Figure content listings
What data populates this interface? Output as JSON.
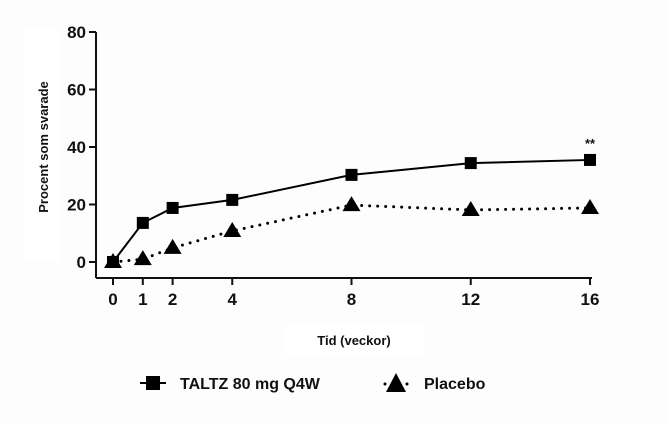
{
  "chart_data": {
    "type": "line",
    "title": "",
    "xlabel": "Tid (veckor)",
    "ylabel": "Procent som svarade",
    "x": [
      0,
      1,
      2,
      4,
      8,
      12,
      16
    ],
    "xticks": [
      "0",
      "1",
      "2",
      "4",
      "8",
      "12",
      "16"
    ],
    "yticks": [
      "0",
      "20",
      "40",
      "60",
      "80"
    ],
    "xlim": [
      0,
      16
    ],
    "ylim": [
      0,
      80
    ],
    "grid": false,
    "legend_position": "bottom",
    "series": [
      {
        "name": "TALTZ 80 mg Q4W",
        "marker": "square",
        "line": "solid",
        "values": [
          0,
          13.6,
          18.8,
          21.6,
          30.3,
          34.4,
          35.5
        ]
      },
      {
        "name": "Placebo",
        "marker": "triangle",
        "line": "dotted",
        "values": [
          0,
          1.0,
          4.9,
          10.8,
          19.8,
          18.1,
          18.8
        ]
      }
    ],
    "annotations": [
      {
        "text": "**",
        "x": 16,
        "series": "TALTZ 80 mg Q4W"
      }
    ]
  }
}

==

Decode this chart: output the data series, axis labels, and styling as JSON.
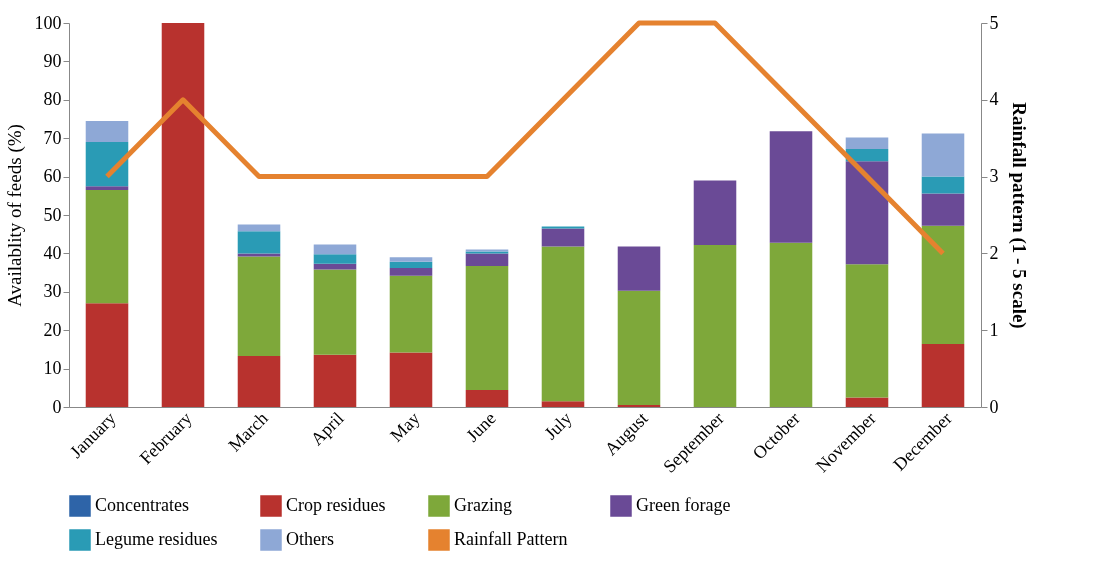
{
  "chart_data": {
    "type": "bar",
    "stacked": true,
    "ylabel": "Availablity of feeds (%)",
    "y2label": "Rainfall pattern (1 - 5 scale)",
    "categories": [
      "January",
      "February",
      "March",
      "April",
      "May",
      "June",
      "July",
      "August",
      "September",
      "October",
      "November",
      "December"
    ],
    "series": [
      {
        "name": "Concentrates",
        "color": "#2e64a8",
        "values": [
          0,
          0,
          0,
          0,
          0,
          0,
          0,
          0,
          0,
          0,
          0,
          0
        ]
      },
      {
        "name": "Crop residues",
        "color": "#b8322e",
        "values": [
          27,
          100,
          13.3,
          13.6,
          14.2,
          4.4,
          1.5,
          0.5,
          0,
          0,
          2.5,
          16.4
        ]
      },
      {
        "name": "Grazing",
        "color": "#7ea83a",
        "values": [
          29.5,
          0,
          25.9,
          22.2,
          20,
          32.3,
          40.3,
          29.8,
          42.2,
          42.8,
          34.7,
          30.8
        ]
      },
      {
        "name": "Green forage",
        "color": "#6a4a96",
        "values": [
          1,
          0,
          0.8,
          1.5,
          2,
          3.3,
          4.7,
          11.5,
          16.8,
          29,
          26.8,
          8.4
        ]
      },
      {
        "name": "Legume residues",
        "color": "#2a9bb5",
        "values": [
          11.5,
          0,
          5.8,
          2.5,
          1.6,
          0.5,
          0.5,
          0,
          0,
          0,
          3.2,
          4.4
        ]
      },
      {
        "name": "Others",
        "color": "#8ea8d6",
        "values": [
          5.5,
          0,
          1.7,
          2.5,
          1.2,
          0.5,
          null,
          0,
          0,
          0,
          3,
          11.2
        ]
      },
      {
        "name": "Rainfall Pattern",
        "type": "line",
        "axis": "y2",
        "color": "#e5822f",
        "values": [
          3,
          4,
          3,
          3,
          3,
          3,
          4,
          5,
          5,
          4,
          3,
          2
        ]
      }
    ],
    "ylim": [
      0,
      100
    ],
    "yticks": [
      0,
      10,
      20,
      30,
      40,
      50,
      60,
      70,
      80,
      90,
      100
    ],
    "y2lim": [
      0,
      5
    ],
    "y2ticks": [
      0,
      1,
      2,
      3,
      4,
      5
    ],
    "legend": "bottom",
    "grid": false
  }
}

» **WHAT YOU HAVE TO DO**: Pull out all lines of the data with the string "ylabel".

» **RESULT OF THE EXERCISE**:
    "ylabel": "Procent som svarade",
    "ylabel": "Availablity of feeds (%)",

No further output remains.